Transcribe the whole listing without a single picture.

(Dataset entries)
______

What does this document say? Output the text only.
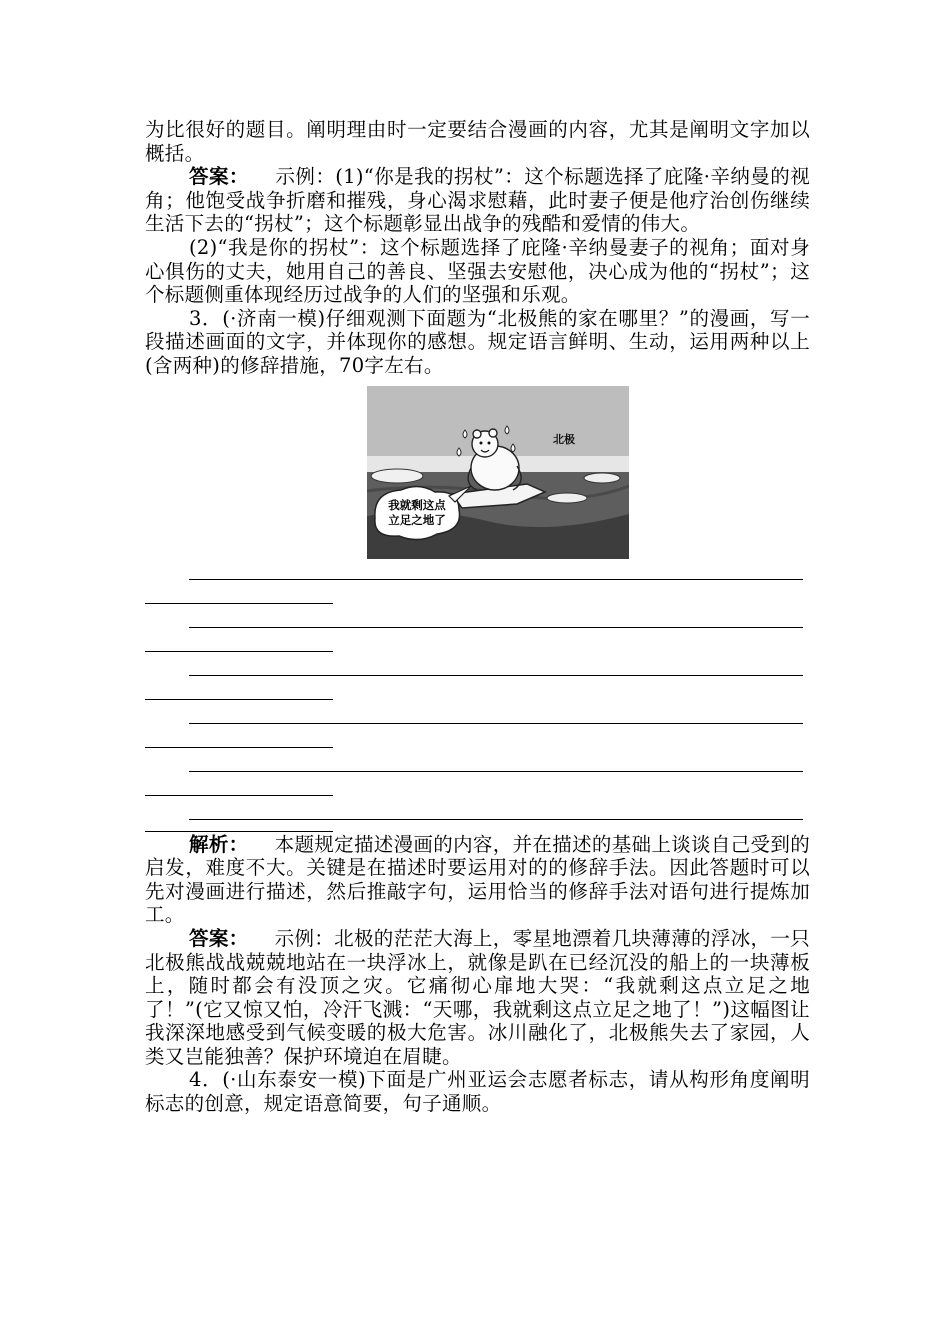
为比很好的题目。阐明理由时一定要结合漫画的内容，尤其是阐明文字加以概括。

答案： 示例：(1)“你是我的拐杖”：这个标题选择了庇隆·辛纳曼的视角；他饱受战争折磨和摧残，身心渴求慰藉，此时妻子便是他疗治创伤继续生活下去的“拐杖”；这个标题彰显出战争的残酷和爱情的伟大。

(2)“我是你的拐杖”：这个标题选择了庇隆·辛纳曼妻子的视角；面对身心俱伤的丈夫，她用自己的善良、坚强去安慰他，决心成为他的“拐杖”；这个标题侧重体现经历过战争的人们的坚强和乐观。

3．(·济南一模)仔细观测下面题为“北极熊的家在哪里？”的漫画，写一段描述画面的文字，并体现你的感想。规定语言鲜明、生动，运用两种以上(含两种)的修辞措施，70字左右。

北极
我就剩这点
立足之地了

解析： 本题规定描述漫画的内容，并在描述的基础上谈谈自己受到的启发，难度不大。关键是在描述时要运用对的的修辞手法。因此答题时可以先对漫画进行描述，然后推敲字句，运用恰当的修辞手法对语句进行提炼加工。

答案： 示例：北极的茫茫大海上，零星地漂着几块薄薄的浮冰，一只北极熊战战兢兢地站在一块浮冰上，就像是趴在已经沉没的船上的一块薄板上，随时都会有没顶之灾。它痛彻心扉地大哭：“我就剩这点立足之地了！”(它又惊又怕，冷汗飞溅：“天哪，我就剩这点立足之地了！”)这幅图让我深深地感受到气候变暖的极大危害。冰川融化了，北极熊失去了家园，人类又岂能独善？保护环境迫在眉睫。

4．(·山东泰安一模)下面是广州亚运会志愿者标志，请从构形角度阐明标志的创意，规定语意简要，句子通顺。
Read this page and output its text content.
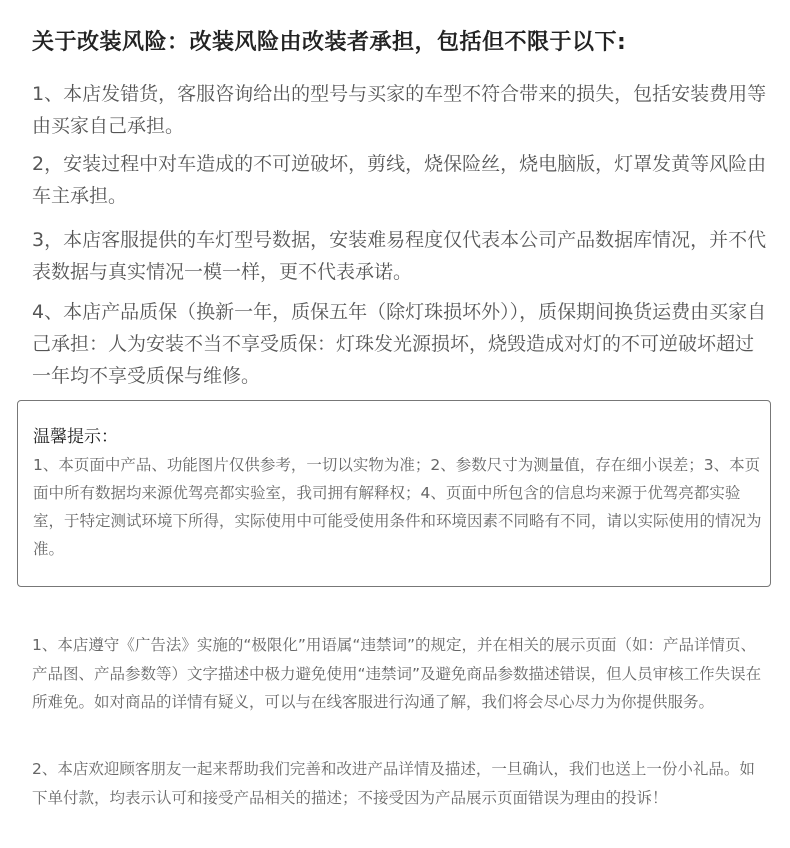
关于改装风险：改装风险由改装者承担，包括但不限于以下:

1、本店发错货，客服咨询给出的型号与买家的车型不符合带来的损失，包括安装费用等由买家自己承担。

2，安装过程中对车造成的不可逆破坏，剪线，烧保险丝，烧电脑版，灯罩发黄等风险由车主承担。

3，本店客服提供的车灯型号数据，安装难易程度仅代表本公司产品数据库情况，并不代表数据与真实情况一模一样，更不代表承诺。

4、本店产品质保（换新一年，质保五年（除灯珠损坏外）），质保期间换货运费由买家自己承担：人为安装不当不享受质保：灯珠发光源损坏，烧毁造成对灯的不可逆破坏超过一年均不享受质保与维修。

温馨提示：

1、本页面中产品、功能图片仅供参考，一切以实物为准；2、参数尺寸为测量值，存在细小误差；3、本页面中所有数据均来源优驾亮都实验室，我司拥有解释权；4、页面中所包含的信息均来源于优驾亮都实验室，于特定测试环境下所得，实际使用中可能受使用条件和环境因素不同略有不同，请以实际使用的情况为准。

1、本店遵守《广告法》实施的“极限化”用语属“违禁词”的规定，并在相关的展示页面（如：产品详情页、产品图、产品参数等）文字描述中极力避免使用“违禁词”及避免商品参数描述错误，但人员审核工作失误在所难免。如对商品的详情有疑义，可以与在线客服进行沟通了解，我们将会尽心尽力为你提供服务。

2、本店欢迎顾客朋友一起来帮助我们完善和改进产品详情及描述，一旦确认，我们也送上一份小礼品。如下单付款，均表示认可和接受产品相关的描述；不接受因为产品展示页面错误为理由的投诉！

______

* **Exercise answer**
What does this document say? Output the text only.
为比很好的题目。阐明理由时一定要结合漫画的内容，尤其是阐明文字加以概括。

答案： 示例：(1)“你是我的拐杖”：这个标题选择了庇隆·辛纳曼的视角；他饱受战争折磨和摧残，身心渴求慰藉，此时妻子便是他疗治创伤继续生活下去的“拐杖”；这个标题彰显出战争的残酷和爱情的伟大。

(2)“我是你的拐杖”：这个标题选择了庇隆·辛纳曼妻子的视角；面对身心俱伤的丈夫，她用自己的善良、坚强去安慰他，决心成为他的“拐杖”；这个标题侧重体现经历过战争的人们的坚强和乐观。

3．(·济南一模)仔细观测下面题为“北极熊的家在哪里？”的漫画，写一段描述画面的文字，并体现你的感想。规定语言鲜明、生动，运用两种以上(含两种)的修辞措施，70字左右。

北极
我就剩这点
立足之地了

解析： 本题规定描述漫画的内容，并在描述的基础上谈谈自己受到的启发，难度不大。关键是在描述时要运用对的的修辞手法。因此答题时可以先对漫画进行描述，然后推敲字句，运用恰当的修辞手法对语句进行提炼加工。

答案： 示例：北极的茫茫大海上，零星地漂着几块薄薄的浮冰，一只北极熊战战兢兢地站在一块浮冰上，就像是趴在已经沉没的船上的一块薄板上，随时都会有没顶之灾。它痛彻心扉地大哭：“我就剩这点立足之地了！”(它又惊又怕，冷汗飞溅：“天哪，我就剩这点立足之地了！”)这幅图让我深深地感受到气候变暖的极大危害。冰川融化了，北极熊失去了家园，人类又岂能独善？保护环境迫在眉睫。

4．(·山东泰安一模)下面是广州亚运会志愿者标志，请从构形角度阐明标志的创意，规定语意简要，句子通顺。
Read this page and output its text content.
关于改装风险：改装风险由改装者承担，包括但不限于以下:

1、本店发错货，客服咨询给出的型号与买家的车型不符合带来的损失，包括安装费用等由买家自己承担。

2，安装过程中对车造成的不可逆破坏，剪线，烧保险丝，烧电脑版，灯罩发黄等风险由车主承担。

3，本店客服提供的车灯型号数据，安装难易程度仅代表本公司产品数据库情况，并不代表数据与真实情况一模一样，更不代表承诺。

4、本店产品质保（换新一年，质保五年（除灯珠损坏外）），质保期间换货运费由买家自己承担：人为安装不当不享受质保：灯珠发光源损坏，烧毁造成对灯的不可逆破坏超过一年均不享受质保与维修。

温馨提示：

1、本页面中产品、功能图片仅供参考，一切以实物为准；2、参数尺寸为测量值，存在细小误差；3、本页面中所有数据均来源优驾亮都实验室，我司拥有解释权；4、页面中所包含的信息均来源于优驾亮都实验室，于特定测试环境下所得，实际使用中可能受使用条件和环境因素不同略有不同，请以实际使用的情况为准。

1、本店遵守《广告法》实施的“极限化”用语属“违禁词”的规定，并在相关的展示页面（如：产品详情页、产品图、产品参数等）文字描述中极力避免使用“违禁词”及避免商品参数描述错误，但人员审核工作失误在所难免。如对商品的详情有疑义，可以与在线客服进行沟通了解，我们将会尽心尽力为你提供服务。

2、本店欢迎顾客朋友一起来帮助我们完善和改进产品详情及描述，一旦确认，我们也送上一份小礼品。如下单付款，均表示认可和接受产品相关的描述；不接受因为产品展示页面错误为理由的投诉！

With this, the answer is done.